▶ **Exercise details**
Reproduce the material word for word; the images stay out.

(Stored items from a collection)
________________________________________
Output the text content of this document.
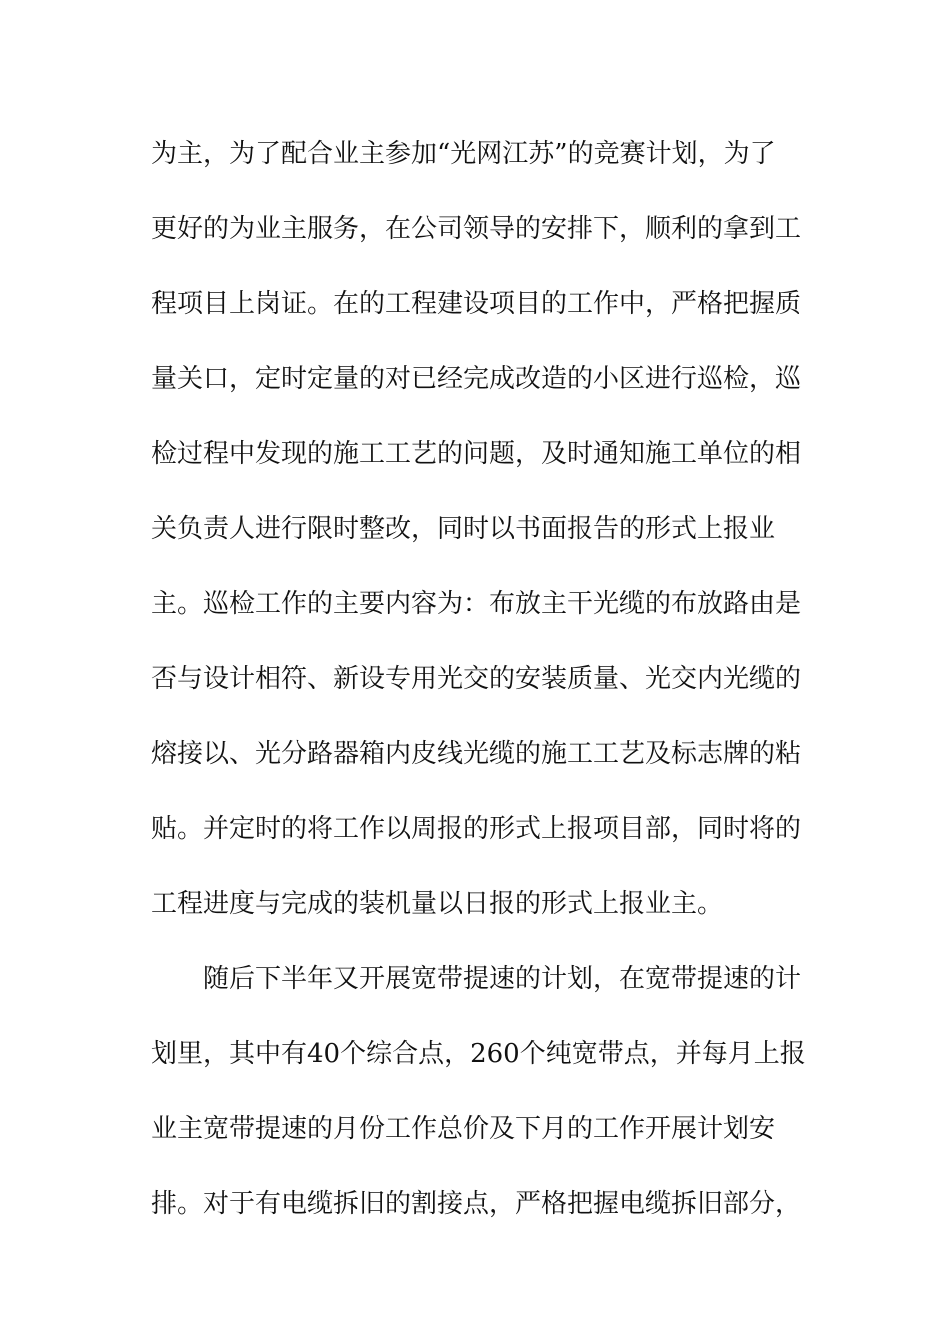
为主，为了配合业主参加“光网江苏”的竞赛计划，为了
更好的为业主服务，在公司领导的安排下，顺利的拿到工
程项目上岗证。在的工程建设项目的工作中，严格把握质
量关口，定时定量的对已经完成改造的小区进行巡检，巡
检过程中发现的施工工艺的问题，及时通知施工单位的相
关负责人进行限时整改，同时以书面报告的形式上报业
主。巡检工作的主要内容为：布放主干光缆的布放路由是
否与设计相符、新设专用光交的安装质量、光交内光缆的
熔接以、光分路器箱内皮线光缆的施工工艺及标志牌的粘
贴。并定时的将工作以周报的形式上报项目部，同时将的
工程进度与完成的装机量以日报的形式上报业主。
随后下半年又开展宽带提速的计划，在宽带提速的计
划里，其中有40个综合点，260个纯宽带点，并每月上报
业主宽带提速的月份工作总价及下月的工作开展计划安
排。对于有电缆拆旧的割接点，严格把握电缆拆旧部分，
________________________________________
▶ **Written response**
Output the text content of this document.
为主，为了配合业主参加“光网江苏”的竞赛计划，为了
更好的为业主服务，在公司领导的安排下，顺利的拿到工
程项目上岗证。在的工程建设项目的工作中，严格把握质
量关口，定时定量的对已经完成改造的小区进行巡检，巡
检过程中发现的施工工艺的问题，及时通知施工单位的相
关负责人进行限时整改，同时以书面报告的形式上报业
主。巡检工作的主要内容为：布放主干光缆的布放路由是
否与设计相符、新设专用光交的安装质量、光交内光缆的
熔接以、光分路器箱内皮线光缆的施工工艺及标志牌的粘
贴。并定时的将工作以周报的形式上报项目部，同时将的
工程进度与完成的装机量以日报的形式上报业主。
随后下半年又开展宽带提速的计划，在宽带提速的计
划里，其中有40个综合点，260个纯宽带点，并每月上报
业主宽带提速的月份工作总价及下月的工作开展计划安
排。对于有电缆拆旧的割接点，严格把握电缆拆旧部分，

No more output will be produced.